▶ **Written task**
Pictures do not belong in the copy; restate the records below word for word.

▶ **The data**

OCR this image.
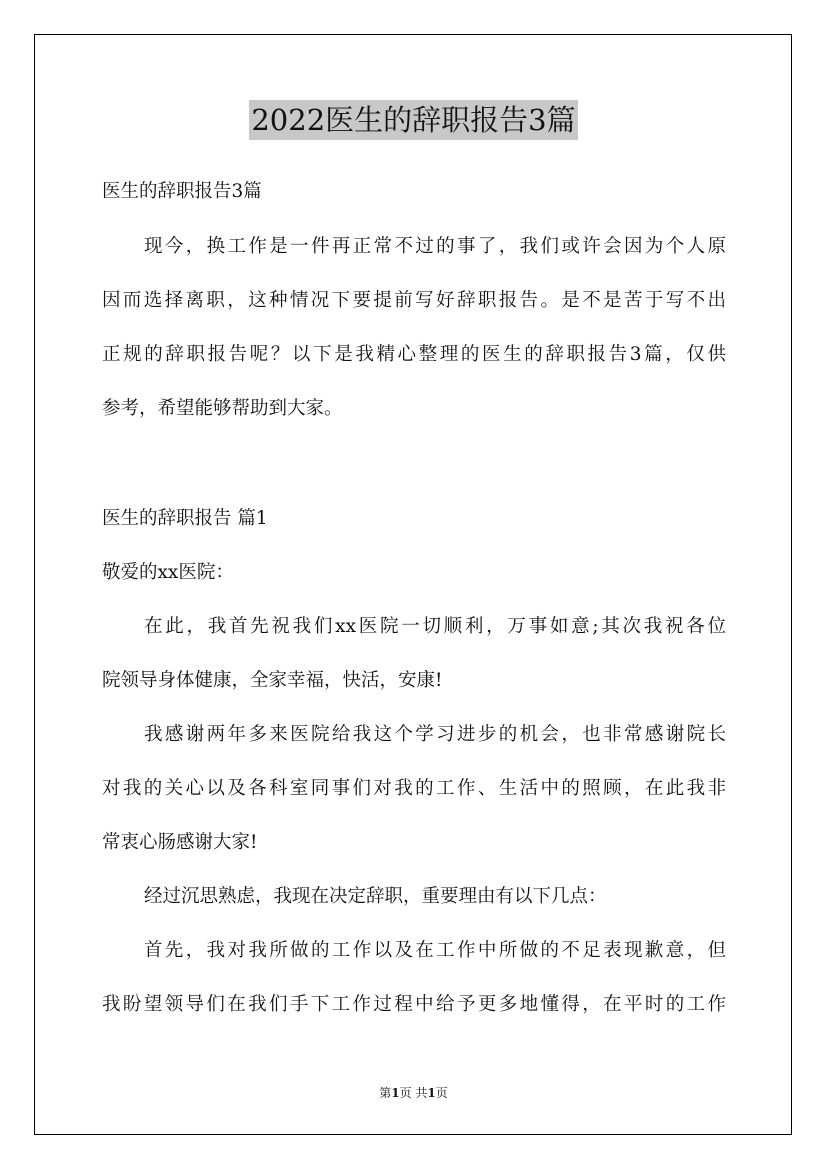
2022医生的辞职报告3篇
医生的辞职报告3篇
现今，换工作是一件再正常不过的事了，我们或许会因为个人原
因而选择离职，这种情况下要提前写好辞职报告。是不是苦于写不出
正规的辞职报告呢？以下是我精心整理的医生的辞职报告3篇，仅供
参考，希望能够帮助到大家。
医生的辞职报告 篇1
敬爱的xx医院：
在此，我首先祝我们xx医院一切顺利，万事如意;其次我祝各位
院领导身体健康，全家幸福，快活，安康!
我感谢两年多来医院给我这个学习进步的机会，也非常感谢院长
对我的关心以及各科室同事们对我的工作、生活中的照顾，在此我非
常衷心肠感谢大家!
经过沉思熟虑，我现在决定辞职，重要理由有以下几点：
首先，我对我所做的工作以及在工作中所做的不足表现歉意，但
我盼望领导们在我们手下工作过程中给予更多地懂得，在平时的工作
第1页 共1页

▶ **Answer to the problem**
OCR this image.
2022医生的辞职报告3篇
医生的辞职报告3篇
现今，换工作是一件再正常不过的事了，我们或许会因为个人原
因而选择离职，这种情况下要提前写好辞职报告。是不是苦于写不出
正规的辞职报告呢？以下是我精心整理的医生的辞职报告3篇，仅供
参考，希望能够帮助到大家。
医生的辞职报告 篇1
敬爱的xx医院：
在此，我首先祝我们xx医院一切顺利，万事如意;其次我祝各位
院领导身体健康，全家幸福，快活，安康!
我感谢两年多来医院给我这个学习进步的机会，也非常感谢院长
对我的关心以及各科室同事们对我的工作、生活中的照顾，在此我非
常衷心肠感谢大家!
经过沉思熟虑，我现在决定辞职，重要理由有以下几点：
首先，我对我所做的工作以及在工作中所做的不足表现歉意，但
我盼望领导们在我们手下工作过程中给予更多地懂得，在平时的工作
第1页 共1页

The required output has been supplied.